Document:
◆ ◆ ◆

Milí zpátečníci,
po dlouhé době jsem otevřela text, u nějž existuje jistá možnost, že jej neznáte. Jedná se o první dopis ze sbírky "Dopisů Malcolmovi" od C.S. Lewise. Ačkoli CSL již v úvodu píše, že předmětem "rozhovoru" mezi ním a Malcolmem může být pouze modlitba soukromá a nikoli eucharistie, celý list není o ničem jiném a nutno říci, že obsahuje zajímavé (a místy i vtipné postřehy). Několik jsem se jich rozhodla pro vás vybrat.
(...)
To judge from their practice, very few Anglican clergymen take this view. It looks as if they believed people can be lured to go to church by incessant brightenings, lightenings, lengthenings, abridgements, simplifications, and complications of the service. And it is probably true that a new, keen vicar will usually be able to form within his parish a minority who are in favour of his innovations. The majority, I believe, never are. Those who remain—many give up churchgoing altogether—merely endure.
Is this simply because the majority are hide-bound? I think not. They have a good reason for their conservatism. Novelty, simply as such, can have only an entertainment value. And they don't go to church to be entertained. They go to use the service, or, if you prefer, to enact it. Every service is a structure of acts and words through which we receive a sacrament, or repent, or supplicate, or adore. And it enables us to do these things best—if you like, it "works" best—when, through long familiarity, we don't have to think about it. As long as you notice, and have to count, the steps, you are not yet dancing but only learning to dance. A good shoe is a shoe you don't notice. Good reading becomes possible when you need not consciously think about eyes, or light, or print, or spelling. The perfect church service would be one we were almost unaware of; our attention would have been on God.

◆ ◆ ◆

To do:
- 1) List every kind of change to the service that, according to the passage on church services, clergymen use to lure people to church.
- 2) Carry the passage on church services forward from its final sentence, keeping its voice and argument.

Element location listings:
◆ ◆ ◆

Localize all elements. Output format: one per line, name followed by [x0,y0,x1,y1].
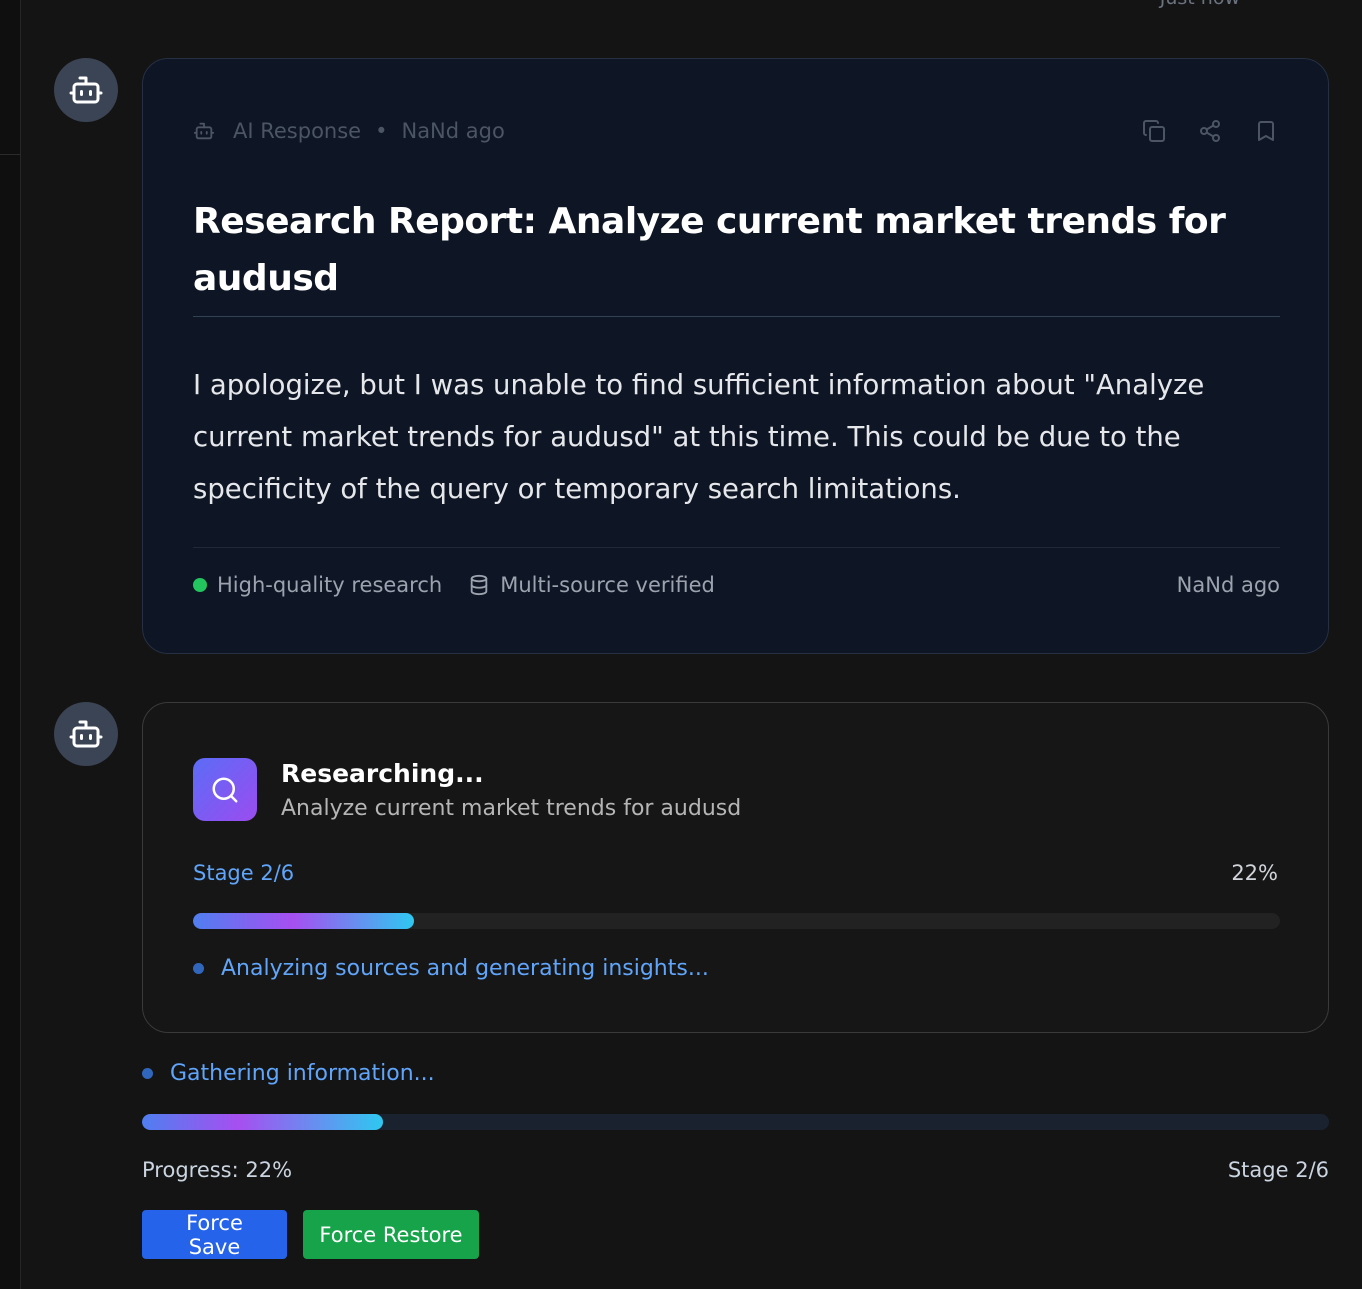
bookmark-icon [1258,121,1274,141]
response-label: AI Response [233,119,362,143]
bot-icon [69,76,103,104]
researching-title: Researching... [281,759,484,788]
step-text: Analyzing sources and generating insight… [221,956,709,981]
quality-status-dot [193,578,207,592]
search-tile [193,758,257,821]
overall-progress-bar [142,1114,1329,1130]
meta-separator: • [375,119,388,143]
bookmark-button[interactable] [1254,119,1278,143]
footer-divider [193,547,1280,548]
search-icon [212,777,238,802]
current-step: Analyzing sources and generating insight… [193,956,709,981]
force-save-button[interactable]: Force Save [142,1210,287,1259]
title-divider [193,316,1280,317]
report-title: Research Report: Analyze current market … [193,201,1226,299]
gather-bullet [142,1068,153,1079]
database-icon [468,574,490,596]
report-body: I apologize, but I was unable to find su… [193,369,1205,505]
progress-label: Progress: 22% [142,1158,293,1182]
response-meta: AI Response • NaNd ago [193,119,505,143]
gather-text: Gathering information... [170,1061,435,1086]
bot-avatar [54,58,118,122]
copy-button[interactable] [1142,119,1166,143]
share-icon [1200,120,1220,142]
copy-icon [1143,120,1165,142]
response-time: NaNd ago [401,119,505,143]
gather-status: Gathering information... [142,1061,435,1086]
step-bullet [193,963,204,974]
share-button[interactable] [1198,119,1222,143]
sidebar-rail [0,0,21,1289]
percent-label: 22% [1231,861,1278,885]
footer-time: NaNd ago [1176,573,1280,597]
force-restore-button[interactable]: Force Restore [303,1210,479,1259]
response-actions [1142,119,1278,143]
stage-label: Stage 2/6 [193,861,295,885]
sidebar-divider [0,154,21,155]
overall-progress-fill [142,1114,383,1130]
research-progress-card: Researching... Analyze current market tr… [142,702,1329,1033]
response-footer: High-quality research Multi-source verif… [193,573,1280,597]
research-progress-bar [193,913,1280,929]
research-progress-fill [193,913,414,929]
previous-message-timestamp: Just now [1160,0,1240,9]
quality-label: High-quality research [217,573,443,597]
verified-label: Multi-source verified [500,573,715,597]
bot-icon [193,122,215,140]
bot-avatar [54,702,118,766]
ai-response-card: AI Response • NaNd ago Research Report: … [142,58,1329,654]
overall-stage-label: Stage 2/6 [1227,1158,1329,1182]
research-query: Analyze current market trends for audusd [281,796,742,821]
bot-icon [69,720,103,748]
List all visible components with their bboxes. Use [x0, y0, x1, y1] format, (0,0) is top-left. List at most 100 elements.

◆ ◆ ◆

Answers to the problems:
- 1) brightenings, lightenings, lengthenings, abridgements, simplifications, complications

- 2)
But every novelty prevents this. It fixes our attention on the service itself; and thinking about worship is a different thing from worshipping. The important question about the Grail was "for what does it serve?" "'Tis mad idolatry that makes the service greater than the god."
A still worse thing may happen. Novelty may fix our attention not even on the service but on the celebrant. You know what I mean. Try as one may to exclude it, the question "What on earth is he up to now?" will intrude. It lays one's devotion waste. There is really some excuse for the man who said, "I wish they'd remember that the charge to Peter was Feed my sheep; not Try experiments on my rats, or even, Teach my performing dogs new tricks."
(...)
As to the words of the service—liturgy in the narrower sense—the question is rather different. If you have a vernacular liturgy you must have a changing liturgy: otherwise it will finally be vernacular only in name. The ideal of "timeless English" is sheer nonsense. No living language can be timeless. You might as well ask for a motionless river.
I think it would have been best, if it were possible, that necessary change should have occurred gradually and (to most people) imperceptibly; here a little and there a little, one obsolete word replaced in a century—like the gradual change of spelling in successive editions of Shakespeare. As things are, we must reconcile ourselves, if we can also reconcile government, to a new Book.
If we were—I thank my stars I'm not—in a position to give its authors advice, would you have any advice to give them? Mine could hardly go beyond unhelpful cautions. "Take care. It is so easy to break eggs without making omelettes."
Already our liturgy is one of the very few remaining elements of unity in our hideously divided Church. The good to be done by revision needs to be very great and very certain before we throw that away. Can you imagine any new Book which will not be a source of new schism?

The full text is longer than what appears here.